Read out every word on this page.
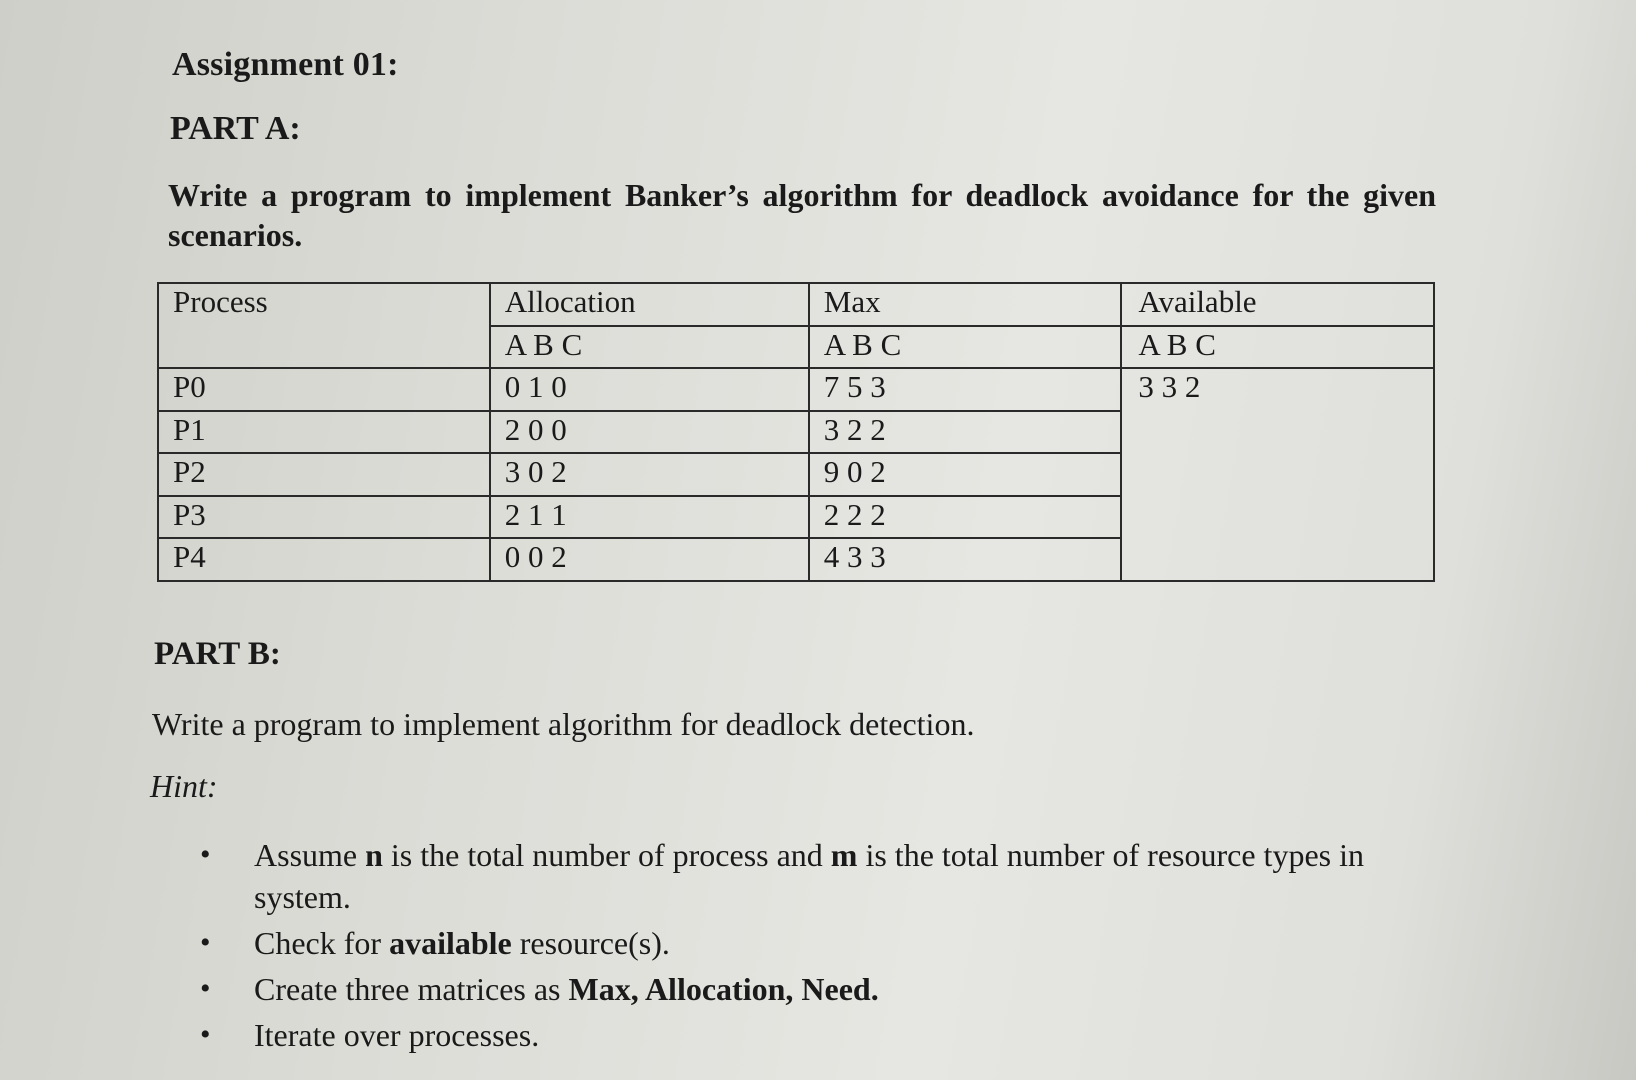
Assignment 01:
PART A:
Write a program to implement Banker’s algorithm for deadlock avoidance for the given scenarios.
Process	Allocation	Max	Available
	A B C	A B C	A B C
P0	0 1 0	7 5 3	3 3 2
P1	2 0 0	3 2 2	
P2	3 0 2	9 0 2	
P3	2 1 1	2 2 2	
P4	0 0 2	4 3 3	
PART B:
Write a program to implement algorithm for deadlock detection.
Hint:
• Assume n is the total number of process and m is the total number of resource types in system.
• Check for available resource(s).
• Create three matrices as Max, Allocation, Need.
• Iterate over processes.
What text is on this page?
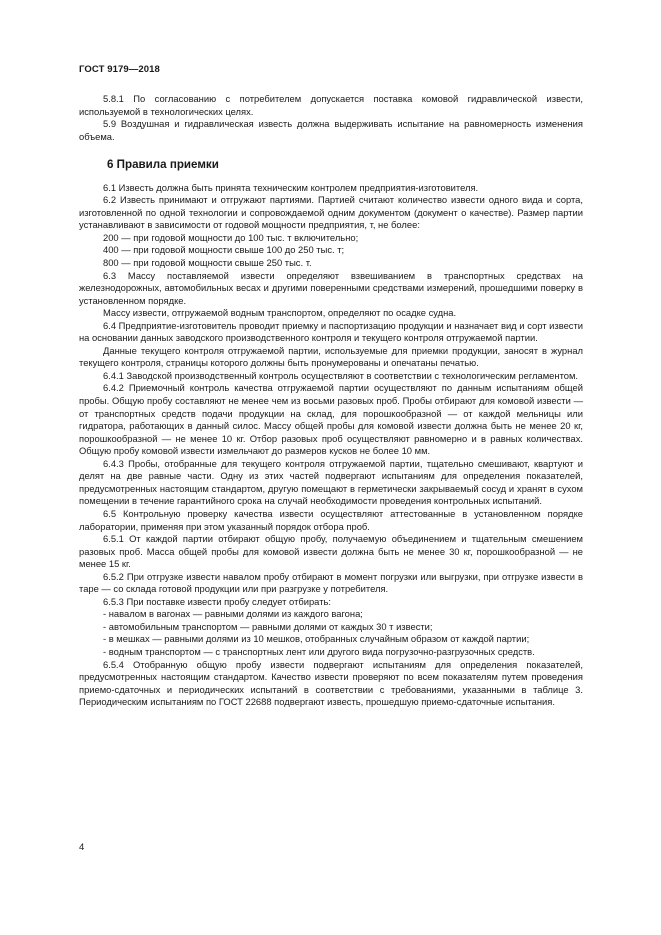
ГОСТ 9179—2018

5.8.1 По согласованию с потребителем допускается поставка комовой гидравлической извести, используемой в технологических целях.

5.9 Воздушная и гидравлическая известь должна выдерживать испытание на равномерность изменения объема.

6 Правила приемки

6.1 Известь должна быть принята техническим контролем предприятия-изготовителя.

6.2 Известь принимают и отгружают партиями. Партией считают количество извести одного вида и сорта, изготовленной по одной технологии и сопровождаемой одним документом (документ о качестве). Размер партии устанавливают в зависимости от годовой мощности предприятия, т, не более:

200 — при годовой мощности до 100 тыс. т включительно;

400 — при годовой мощности свыше 100 до 250 тыс. т;

800 — при годовой мощности свыше 250 тыс. т.

6.3 Массу поставляемой извести определяют взвешиванием в транспортных средствах на железнодорожных, автомобильных весах и другими поверенными средствами измерений, прошедшими поверку в установленном порядке.

Массу извести, отгружаемой водным транспортом, определяют по осадке судна.

6.4 Предприятие-изготовитель проводит приемку и паспортизацию продукции и назначает вид и сорт извести на основании данных заводского производственного контроля и текущего контроля отгружаемой партии.

Данные текущего контроля отгружаемой партии, используемые для приемки продукции, заносят в журнал текущего контроля, страницы которого должны быть пронумерованы и опечатаны печатью.

6.4.1 Заводской производственный контроль осуществляют в соответствии с технологическим регламентом.

6.4.2 Приемочный контроль качества отгружаемой партии осуществляют по данным испытаниям общей пробы. Общую пробу составляют не менее чем из восьми разовых проб. Пробы отбирают для комовой извести — от транспортных средств подачи продукции на склад, для порошкообразной — от каждой мельницы или гидратора, работающих в данный силос. Массу общей пробы для комовой извести должна быть не менее 20 кг, порошкообразной — не менее 10 кг. Отбор разовых проб осуществляют равномерно и в равных количествах. Общую пробу комовой извести измельчают до размеров кусков не более 10 мм.

6.4.3 Пробы, отобранные для текущего контроля отгружаемой партии, тщательно смешивают, квартуют и делят на две равные части. Одну из этих частей подвергают испытаниям для определения показателей, предусмотренных настоящим стандартом, другую помещают в герметически закрываемый сосуд и хранят в сухом помещении в течение гарантийного срока на случай необходимости проведения контрольных испытаний.

6.5 Контрольную проверку качества извести осуществляют аттестованные в установленном порядке лаборатории, применяя при этом указанный порядок отбора проб.

6.5.1 От каждой партии отбирают общую пробу, получаемую объединением и тщательным смешением разовых проб. Масса общей пробы для комовой извести должна быть не менее 30 кг, порошкообразной — не менее 15 кг.

6.5.2 При отгрузке извести навалом пробу отбирают в момент погрузки или выгрузки, при отгрузке извести в таре — со склада готовой продукции или при разгрузке у потребителя.

6.5.3 При поставке извести пробу следует отбирать:

- навалом в вагонах — равными долями из каждого вагона;

- автомобильным транспортом — равными долями от каждых 30 т извести;

- в мешках — равными долями из 10 мешков, отобранных случайным образом от каждой партии;

- водным транспортом — с транспортных лент или другого вида погрузочно-разгрузочных средств.

6.5.4 Отобранную общую пробу извести подвергают испытаниям для определения показателей, предусмотренных настоящим стандартом. Качество извести проверяют по всем показателям путем проведения приемо-сдаточных и периодических испытаний в соответствии с требованиями, указанными в таблице 3. Периодическим испытаниям по ГОСТ 22688 подвергают известь, прошедшую приемо-сдаточные испытания.

4
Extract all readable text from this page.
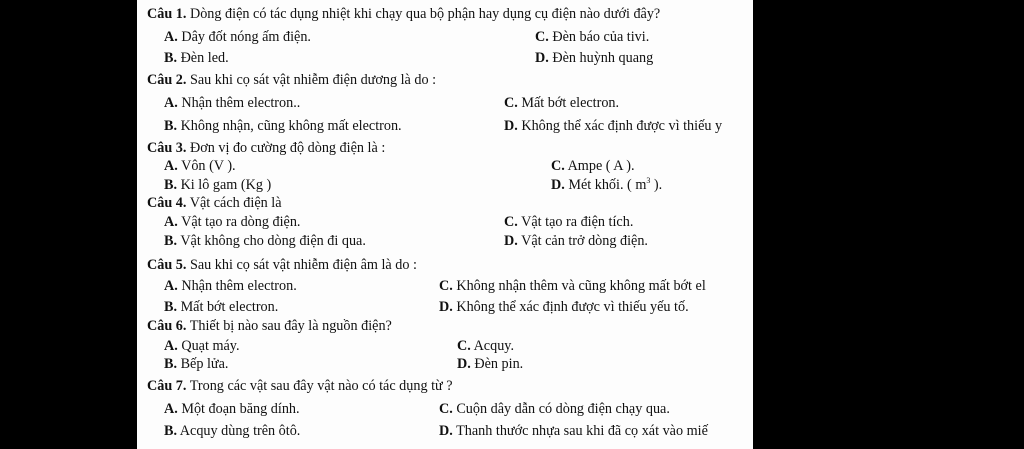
Câu 1. Dòng điện có tác dụng nhiệt khi chạy qua bộ phận hay dụng cụ điện nào dưới đây?
A. Dây đốt nóng ấm điện.	C. Đèn báo của tivi.
B. Đèn led.	D. Đèn huỳnh quang
Câu 2. Sau khi cọ sát vật nhiễm điện dương là do :
A. Nhận thêm electron..	C. Mất bớt electron.
B. Không nhận, cũng không mất electron.	D. Không thể xác định được vì thiếu y
Câu 3. Đơn vị đo cường độ dòng điện là :
A. Vôn (V ).	C. Ampe ( A ).
B. Ki lô gam (Kg )	D. Mét khối. ( $m^3$ ).
Câu 4. Vật cách điện là
A. Vật tạo ra dòng điện.	C. Vật tạo ra điện tích.
B. Vật không cho dòng điện đi qua.	D. Vật cản trở dòng điện.
Câu 5. Sau khi cọ sát vật nhiễm điện âm là do :
A. Nhận thêm electron.	C. Không nhận thêm và cũng không mất bớt el
B. Mất bớt electron.	D. Không thể xác định được vì thiếu yếu tố.
Câu 6. Thiết bị nào sau đây là nguồn điện?
A. Quạt máy.	C. Acquy.
B. Bếp lửa.	D. Đèn pin.
Câu 7. Trong các vật sau đây vật nào có tác dụng từ ?
A. Một đoạn băng dính.	C. Cuộn dây dẫn có dòng điện chạy qua.
B. Acquy dùng trên ôtô.	D. Thanh thước nhựa sau khi đã cọ xát vào miế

═══

Read through the lines above and collect those that contain the string "порядке".

= Exercise answer =
6.3 Массу поставляемой извести определяют взвешиванием в транспортных средствах на железнодорожных, автомобильных весах и другими поверенными средствами измерений, прошедшими поверку в установленном порядке.
6.5 Контрольную проверку качества извести осуществляют аттестованные в установленном порядке лаборатории, применяя при этом указанный порядок отбора проб.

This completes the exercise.